**What is asked:** Which lines have the string "Experience"? Copy all of them from the entries below.
--- start of Dataset rows ---
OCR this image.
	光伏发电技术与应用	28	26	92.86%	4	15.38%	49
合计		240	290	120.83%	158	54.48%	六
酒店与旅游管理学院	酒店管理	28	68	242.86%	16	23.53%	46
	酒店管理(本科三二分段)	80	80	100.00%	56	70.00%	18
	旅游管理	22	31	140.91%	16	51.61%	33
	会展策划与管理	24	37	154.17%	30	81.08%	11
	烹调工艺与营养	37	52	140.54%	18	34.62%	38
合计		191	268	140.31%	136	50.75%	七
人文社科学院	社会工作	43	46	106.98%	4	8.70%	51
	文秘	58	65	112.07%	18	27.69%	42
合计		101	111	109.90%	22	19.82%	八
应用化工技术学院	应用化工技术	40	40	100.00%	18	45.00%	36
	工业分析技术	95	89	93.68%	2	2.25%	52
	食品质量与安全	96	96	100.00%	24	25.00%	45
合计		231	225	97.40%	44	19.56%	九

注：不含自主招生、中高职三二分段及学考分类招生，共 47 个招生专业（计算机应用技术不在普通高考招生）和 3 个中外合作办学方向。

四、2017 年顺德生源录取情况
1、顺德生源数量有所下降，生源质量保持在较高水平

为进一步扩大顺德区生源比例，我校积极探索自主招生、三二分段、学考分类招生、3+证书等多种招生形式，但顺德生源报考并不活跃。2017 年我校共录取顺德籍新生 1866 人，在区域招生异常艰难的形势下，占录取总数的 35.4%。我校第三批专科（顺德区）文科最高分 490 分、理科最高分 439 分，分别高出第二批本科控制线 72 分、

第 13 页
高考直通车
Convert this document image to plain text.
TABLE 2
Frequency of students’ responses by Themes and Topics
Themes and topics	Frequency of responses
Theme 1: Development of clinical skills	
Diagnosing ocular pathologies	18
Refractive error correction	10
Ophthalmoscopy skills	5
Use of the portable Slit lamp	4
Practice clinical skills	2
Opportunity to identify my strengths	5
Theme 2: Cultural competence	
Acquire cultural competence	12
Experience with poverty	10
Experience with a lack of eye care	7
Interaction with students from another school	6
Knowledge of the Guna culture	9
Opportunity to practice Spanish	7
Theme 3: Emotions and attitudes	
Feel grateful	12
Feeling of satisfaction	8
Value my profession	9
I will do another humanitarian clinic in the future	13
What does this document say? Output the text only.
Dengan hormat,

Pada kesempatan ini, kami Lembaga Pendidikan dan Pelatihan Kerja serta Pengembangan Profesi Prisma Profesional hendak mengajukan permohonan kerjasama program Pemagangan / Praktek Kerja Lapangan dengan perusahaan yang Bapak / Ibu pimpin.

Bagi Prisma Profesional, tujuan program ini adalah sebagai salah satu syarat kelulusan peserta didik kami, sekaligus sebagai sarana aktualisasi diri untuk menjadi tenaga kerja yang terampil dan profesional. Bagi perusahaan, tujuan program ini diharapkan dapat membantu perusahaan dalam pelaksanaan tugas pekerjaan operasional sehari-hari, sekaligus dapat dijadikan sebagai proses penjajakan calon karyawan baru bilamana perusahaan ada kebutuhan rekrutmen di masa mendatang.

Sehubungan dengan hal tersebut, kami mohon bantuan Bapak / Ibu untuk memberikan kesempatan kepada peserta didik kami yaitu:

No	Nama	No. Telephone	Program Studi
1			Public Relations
--- end of Dataset rows ---
**Finished exercise:**
Experience with poverty	10
Experience with a lack of eye care	7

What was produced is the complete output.